┌────────
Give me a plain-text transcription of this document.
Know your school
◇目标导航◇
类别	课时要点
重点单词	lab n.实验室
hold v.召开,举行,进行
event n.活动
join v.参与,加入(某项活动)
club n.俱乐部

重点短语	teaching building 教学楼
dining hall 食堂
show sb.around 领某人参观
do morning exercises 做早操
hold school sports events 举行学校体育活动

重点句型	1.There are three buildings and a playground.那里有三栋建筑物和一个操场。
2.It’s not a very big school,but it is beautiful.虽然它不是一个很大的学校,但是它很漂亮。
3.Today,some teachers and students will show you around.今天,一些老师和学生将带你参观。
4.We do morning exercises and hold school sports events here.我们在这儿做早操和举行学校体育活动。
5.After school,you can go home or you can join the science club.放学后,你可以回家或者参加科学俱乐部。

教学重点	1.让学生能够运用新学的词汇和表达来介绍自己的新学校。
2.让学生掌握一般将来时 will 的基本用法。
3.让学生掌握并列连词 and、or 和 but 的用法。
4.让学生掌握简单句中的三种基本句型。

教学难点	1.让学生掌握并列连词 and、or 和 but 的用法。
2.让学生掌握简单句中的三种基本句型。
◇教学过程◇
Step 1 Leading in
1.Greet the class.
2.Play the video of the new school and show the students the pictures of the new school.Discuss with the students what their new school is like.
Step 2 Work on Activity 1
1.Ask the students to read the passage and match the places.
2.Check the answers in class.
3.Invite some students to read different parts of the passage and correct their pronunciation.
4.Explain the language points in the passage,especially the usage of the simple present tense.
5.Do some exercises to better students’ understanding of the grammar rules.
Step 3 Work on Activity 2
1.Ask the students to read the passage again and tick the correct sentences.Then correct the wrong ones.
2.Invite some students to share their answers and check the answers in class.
└────────
Reproduce the complete set of lines precisely as supplied.

Give me a plain-text transcription of this document.
Know your school
◇目标导航◇
类别	课时要点
重点单词	lab n.实验室
hold v.召开,举行,进行
event n.活动
join v.参与,加入(某项活动)
club n.俱乐部

重点短语	teaching building 教学楼
dining hall 食堂
show sb.around 领某人参观
do morning exercises 做早操
hold school sports events 举行学校体育活动

重点句型	1.There are three buildings and a playground.那里有三栋建筑物和一个操场。
2.It’s not a very big school,but it is beautiful.虽然它不是一个很大的学校,但是它很漂亮。
3.Today,some teachers and students will show you around.今天,一些老师和学生将带你参观。
4.We do morning exercises and hold school sports events here.我们在这儿做早操和举行学校体育活动。
5.After school,you can go home or you can join the science club.放学后,你可以回家或者参加科学俱乐部。

教学重点	1.让学生能够运用新学的词汇和表达来介绍自己的新学校。
2.让学生掌握一般将来时 will 的基本用法。
3.让学生掌握并列连词 and、or 和 but 的用法。
4.让学生掌握简单句中的三种基本句型。

教学难点	1.让学生掌握并列连词 and、or 和 but 的用法。
2.让学生掌握简单句中的三种基本句型。
◇教学过程◇
Step 1 Leading in
1.Greet the class.
2.Play the video of the new school and show the students the pictures of the new school.Discuss with the students what their new school is like.
Step 2 Work on Activity 1
1.Ask the students to read the passage and match the places.
2.Check the answers in class.
3.Invite some students to read different parts of the passage and correct their pronunciation.
4.Explain the language points in the passage,especially the usage of the simple present tense.
5.Do some exercises to better students’ understanding of the grammar rules.
Step 3 Work on Activity 2
1.Ask the students to read the passage again and tick the correct sentences.Then correct the wrong ones.
2.Invite some students to share their answers and check the answers in class.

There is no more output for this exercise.